- Stated goal -
Show each line that has the string "Setting" in it.

-- begin Data lines --

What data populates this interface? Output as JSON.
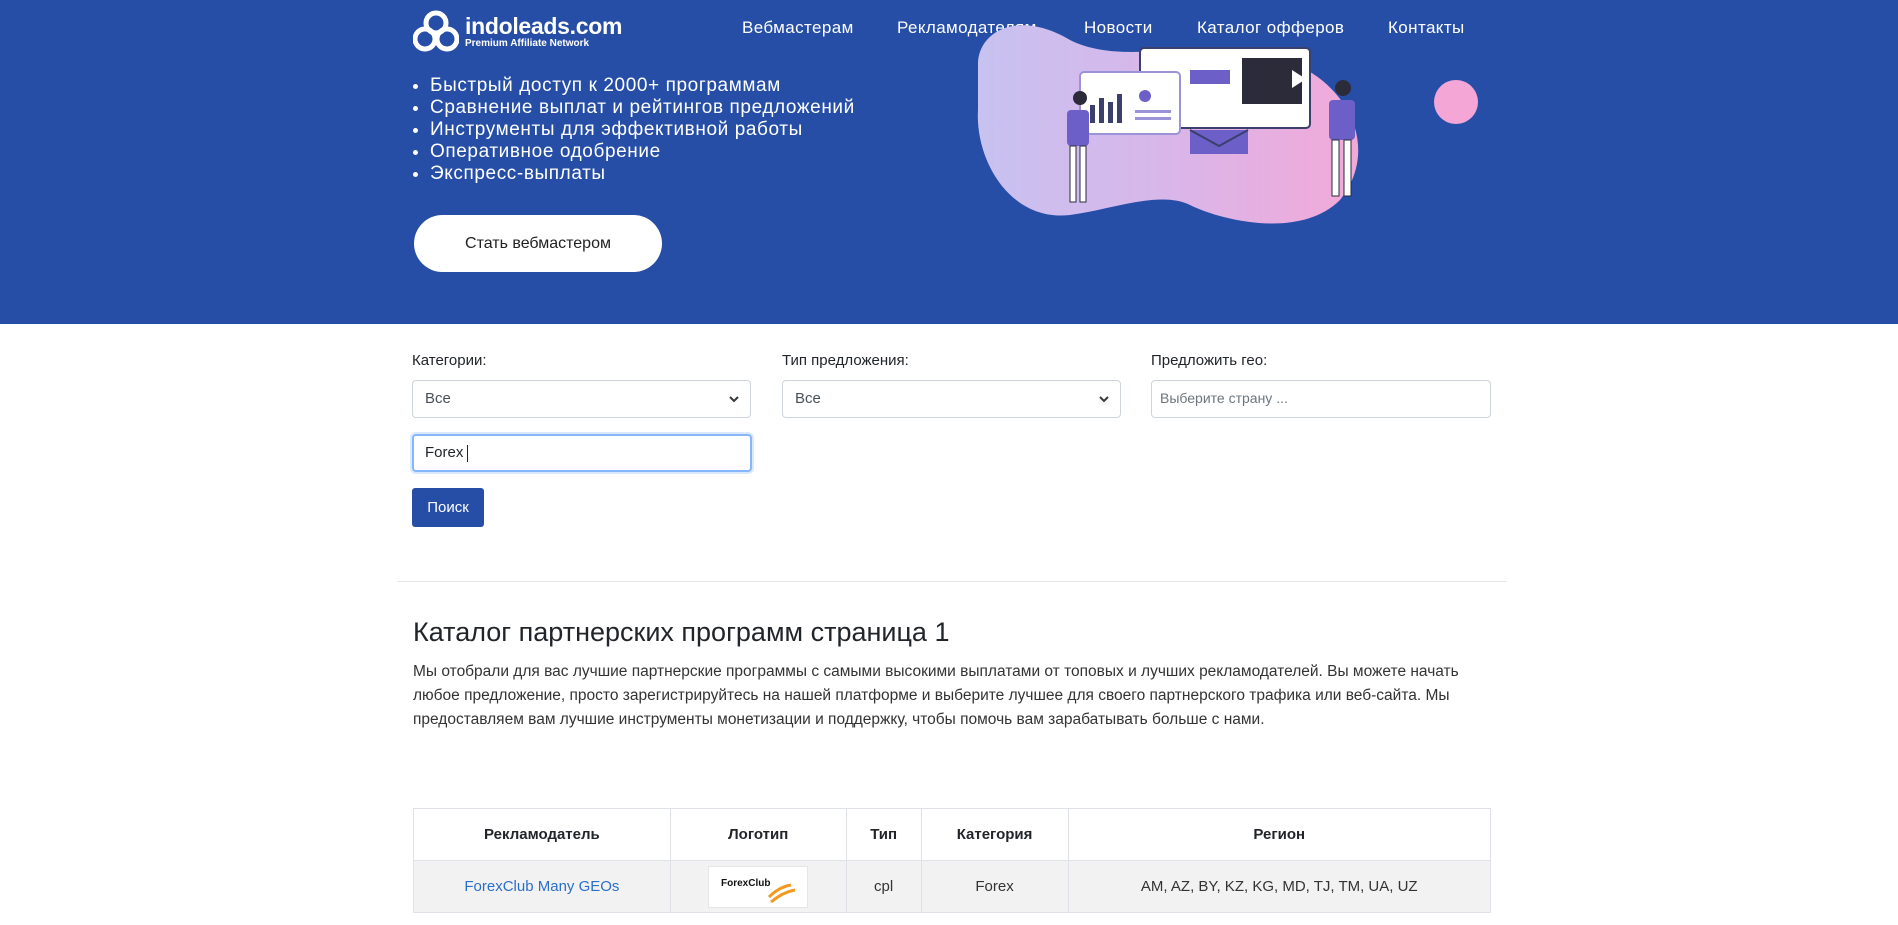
{
  "header": {
    "logo_name": "indoleads.com",
    "logo_tagline": "Premium Affiliate Network",
    "nav": [
      "Вебмастерам",
      "Рекламодателям",
      "Новости",
      "Каталог офферов",
      "Контакты"
    ]
  },
  "hero": {
    "features": [
      "Быстрый доступ к 2000+ программам",
      "Сравнение выплат и рейтингов предложений",
      "Инструменты для эффективной работы",
      "Оперативное одобрение",
      "Экспресс-выплаты"
    ],
    "cta_label": "Стать вебмастером"
  },
  "filters": {
    "category_label": "Категории:",
    "category_value": "Все",
    "type_label": "Тип предложения:",
    "type_value": "Все",
    "geo_label": "Предложить гео:",
    "geo_placeholder": "Выберите страну ...",
    "search_value": "Forex",
    "search_button": "Поиск"
  },
  "catalog": {
    "title": "Каталог партнерских программ страница 1",
    "description": "Мы отобрали для вас лучшие партнерские программы с самыми высокими выплатами от топовых и лучших рекламодателей. Вы можете начать любое предложение, просто зарегистрируйтесь на нашей платформе и выберите лучшее для своего партнерского трафика или веб-сайта. Мы предоставляем вам лучшие инструменты монетизации и поддержку, чтобы помочь вам зарабатывать больше с нами."
  },
  "table": {
    "headers": [
      "Рекламодатель",
      "Логотип",
      "Тип",
      "Категория",
      "Регион"
    ],
    "rows": [
      {
        "advertiser": "ForexClub Many GEOs",
        "logo_text": "ForexClub",
        "type": "cpl",
        "category": "Forex",
        "region": "AM, AZ, BY, KZ, KG, MD, TJ, TM, UA, UZ"
      }
    ]
  },
  "colors": {
    "brand_blue": "#264ea6",
    "link": "#2a6fc9",
    "illustration_pink": "#f4a6d7",
    "illustration_purple": "#6c5fc7"
  },
  "icons": [
    "logo-mark-icon",
    "chevron-down-icon"
  ]
}
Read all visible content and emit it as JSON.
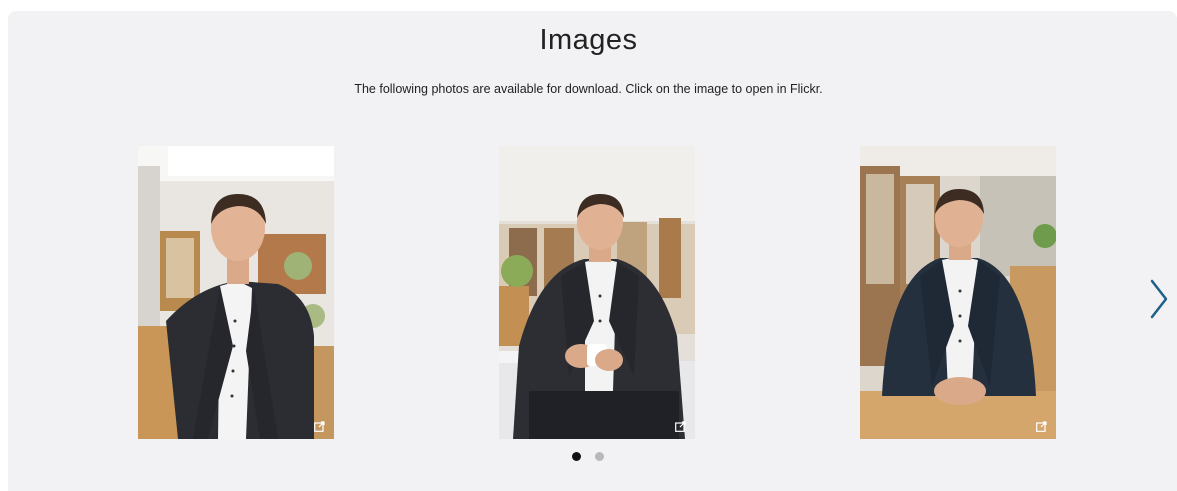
{
  "section": {
    "title": "Images",
    "description": "The following photos are available for download. Click on the image to open in Flickr."
  },
  "gallery": {
    "photos": [
      {
        "pose": "standing-hands-in-pockets",
        "link_icon": "external-link-icon"
      },
      {
        "pose": "leaning-holding-cup",
        "link_icon": "external-link-icon"
      },
      {
        "pose": "seated-hands-clasped",
        "link_icon": "external-link-icon"
      }
    ],
    "next_icon": "chevron-right-icon",
    "page_count": 2,
    "current_page": 1
  },
  "colors": {
    "panel_bg": "#f2f2f4",
    "arrow": "#1f5f8b",
    "dot_active": "#111111",
    "dot_inactive": "#b8b8bc"
  }
}
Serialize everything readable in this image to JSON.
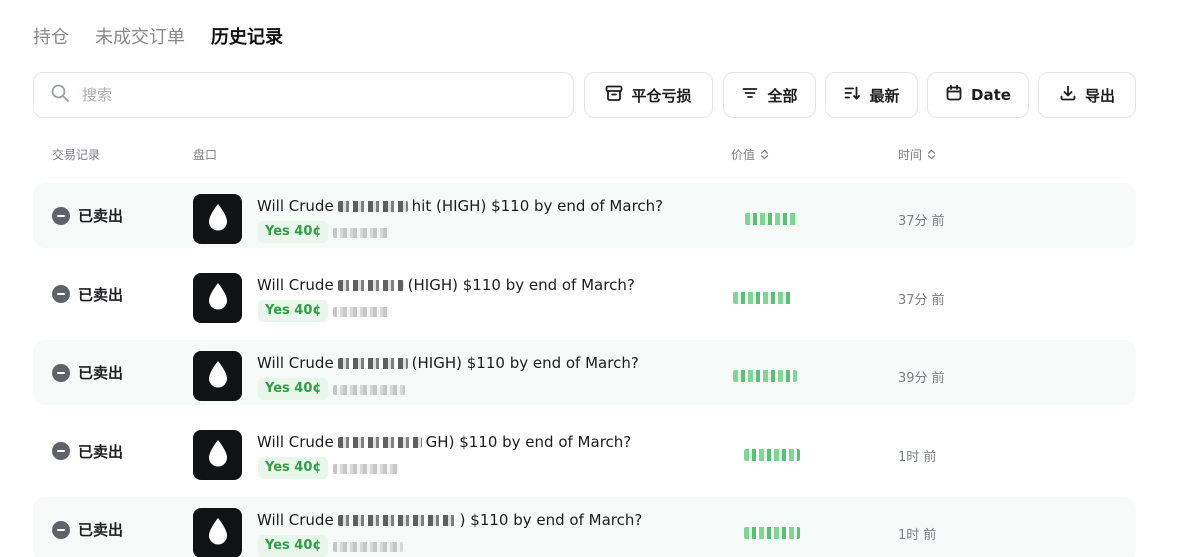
{
  "tabs": [
    {
      "label": "持仓",
      "active": false
    },
    {
      "label": "未成交订单",
      "active": false
    },
    {
      "label": "历史记录",
      "active": true
    }
  ],
  "search": {
    "placeholder": "搜索",
    "value": ""
  },
  "toolbar": {
    "pnl_label": "平仓亏损",
    "filter_label": "全部",
    "sort_label": "最新",
    "date_label": "Date",
    "export_label": "导出"
  },
  "headers": {
    "trade": "交易记录",
    "market": "盘口",
    "value": "价值",
    "time": "时间"
  },
  "rows": [
    {
      "status": "已卖出",
      "title_start": "Will Crude",
      "title_end": "hit (HIGH) $110 by end of March?",
      "outcome": "Yes 40¢",
      "time": "37分 前"
    },
    {
      "status": "已卖出",
      "title_start": "Will Crude",
      "title_end": "(HIGH) $110 by end of March?",
      "outcome": "Yes 40¢",
      "time": "37分 前"
    },
    {
      "status": "已卖出",
      "title_start": "Will Crude",
      "title_end": "(HIGH) $110 by end of March?",
      "outcome": "Yes 40¢",
      "time": "39分 前"
    },
    {
      "status": "已卖出",
      "title_start": "Will Crude",
      "title_end": "GH) $110 by end of March?",
      "outcome": "Yes 40¢",
      "time": "1时 前"
    },
    {
      "status": "已卖出",
      "title_start": "Will Crude",
      "title_end": ") $110 by end of March?",
      "outcome": "Yes 40¢",
      "time": "1时 前"
    }
  ],
  "colors": {
    "accent_green": "#2f9e44",
    "row_shade": "#f6faf9",
    "logo_bg": "#101214"
  },
  "icons": {
    "search": "search-icon",
    "pnl": "archive-box-icon",
    "filter": "filter-lines-icon",
    "sort": "sort-icon",
    "date": "calendar-icon",
    "export": "download-icon",
    "status": "minus-circle-icon",
    "market_logo": "oil-drop-icon"
  }
}
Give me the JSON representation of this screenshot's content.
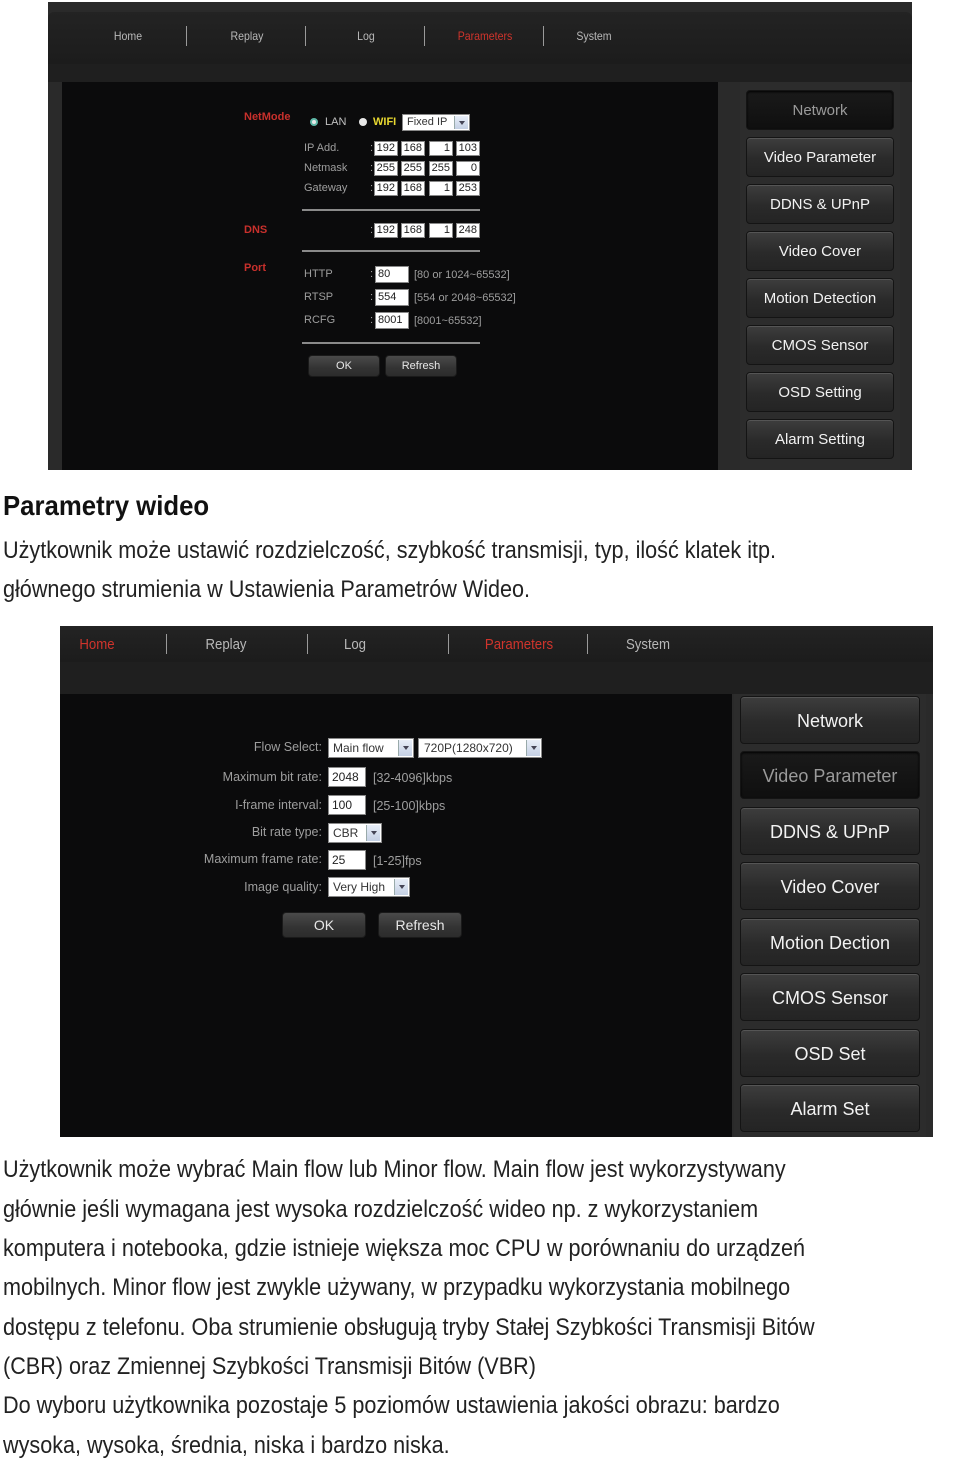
{
  "screenshot1": {
    "nav": {
      "tabs": [
        {
          "label": "Home",
          "active": false
        },
        {
          "label": "Replay",
          "active": false
        },
        {
          "label": "Log",
          "active": false
        },
        {
          "label": "Parameters",
          "active": true
        },
        {
          "label": "System",
          "active": false
        }
      ]
    },
    "netmode": {
      "label": "NetMode",
      "options": [
        {
          "label": "LAN",
          "selected": true
        },
        {
          "label": "WIFI",
          "selected": false
        }
      ],
      "ip_mode": "Fixed IP"
    },
    "ip_fields": [
      {
        "label": "IP Add.",
        "octets": [
          "192",
          "168",
          "1",
          "103"
        ]
      },
      {
        "label": "Netmask",
        "octets": [
          "255",
          "255",
          "255",
          "0"
        ]
      },
      {
        "label": "Gateway",
        "octets": [
          "192",
          "168",
          "1",
          "253"
        ]
      }
    ],
    "dns": {
      "label": "DNS",
      "octets": [
        "192",
        "168",
        "1",
        "248"
      ]
    },
    "port": {
      "label": "Port",
      "rows": [
        {
          "label": "HTTP",
          "value": "80",
          "range": "[80 or 1024~65532]"
        },
        {
          "label": "RTSP",
          "value": "554",
          "range": "[554 or 2048~65532]"
        },
        {
          "label": "RCFG",
          "value": "8001",
          "range": "[8001~65532]"
        }
      ]
    },
    "buttons": {
      "ok": "OK",
      "refresh": "Refresh"
    },
    "sidebar": [
      {
        "label": "Network",
        "active": true
      },
      {
        "label": "Video Parameter",
        "active": false
      },
      {
        "label": "DDNS & UPnP",
        "active": false
      },
      {
        "label": "Video Cover",
        "active": false
      },
      {
        "label": "Motion Detection",
        "active": false
      },
      {
        "label": "CMOS Sensor",
        "active": false
      },
      {
        "label": "OSD Setting",
        "active": false
      },
      {
        "label": "Alarm Setting",
        "active": false
      }
    ]
  },
  "heading": "Parametry wideo",
  "intro_lines": [
    "Użytkownik może ustawić rozdzielczość, szybkość transmisji, typ, ilość klatek itp.",
    "głównego strumienia w Ustawienia Parametrów Wideo."
  ],
  "screenshot2": {
    "nav": {
      "tabs": [
        {
          "label": "Home",
          "active": true
        },
        {
          "label": "Replay",
          "active": false
        },
        {
          "label": "Log",
          "active": false
        },
        {
          "label": "Parameters",
          "active": true
        },
        {
          "label": "System",
          "active": false
        }
      ]
    },
    "form": {
      "flow_select": {
        "label": "Flow Select:",
        "flow": "Main flow",
        "resolution": "720P(1280x720)"
      },
      "max_bit_rate": {
        "label": "Maximum bit rate:",
        "value": "2048",
        "range": "[32-4096]kbps"
      },
      "iframe_interval": {
        "label": "I-frame interval:",
        "value": "100",
        "range": "[25-100]kbps"
      },
      "bit_rate_type": {
        "label": "Bit rate type:",
        "value": "CBR"
      },
      "max_frame_rate": {
        "label": "Maximum frame rate:",
        "value": "25",
        "range": "[1-25]fps"
      },
      "image_quality": {
        "label": "Image quality:",
        "value": "Very High"
      }
    },
    "buttons": {
      "ok": "OK",
      "refresh": "Refresh"
    },
    "sidebar": [
      {
        "label": "Network",
        "active": false
      },
      {
        "label": "Video Parameter",
        "active": true
      },
      {
        "label": "DDNS & UPnP",
        "active": false
      },
      {
        "label": "Video Cover",
        "active": false
      },
      {
        "label": "Motion Dection",
        "active": false
      },
      {
        "label": "CMOS Sensor",
        "active": false
      },
      {
        "label": "OSD Set",
        "active": false
      },
      {
        "label": "Alarm Set",
        "active": false
      }
    ]
  },
  "body_lines": [
    "Użytkownik może wybrać Main flow lub Minor flow. Main flow jest wykorzystywany",
    "głównie jeśli wymagana jest wysoka rozdzielczość wideo np. z wykorzystaniem",
    "komputera i notebooka, gdzie istnieje większa moc CPU w porównaniu do urządzeń",
    "mobilnych. Minor flow jest zwykle używany, w przypadku wykorzystania mobilnego",
    "dostępu z telefonu. Oba strumienie obsługują tryby Stałej Szybkości Transmisji Bitów",
    "(CBR) oraz Zmiennej Szybkości Transmisji Bitów (VBR)",
    "Do wyboru użytkownika pozostaje 5 poziomów ustawienia jakości obrazu: bardzo",
    "wysoka, wysoka, średnia, niska i bardzo niska."
  ]
}
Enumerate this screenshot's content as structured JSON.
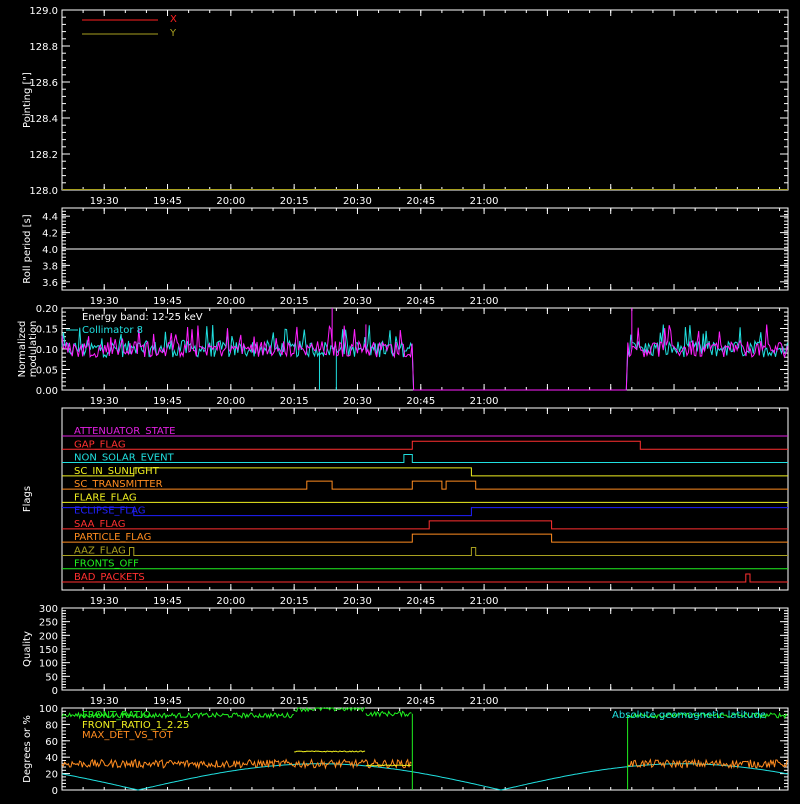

-- end Data lines --

- Written reply -
        "label": "OSD Setting",
        "label": "Alarm Setting",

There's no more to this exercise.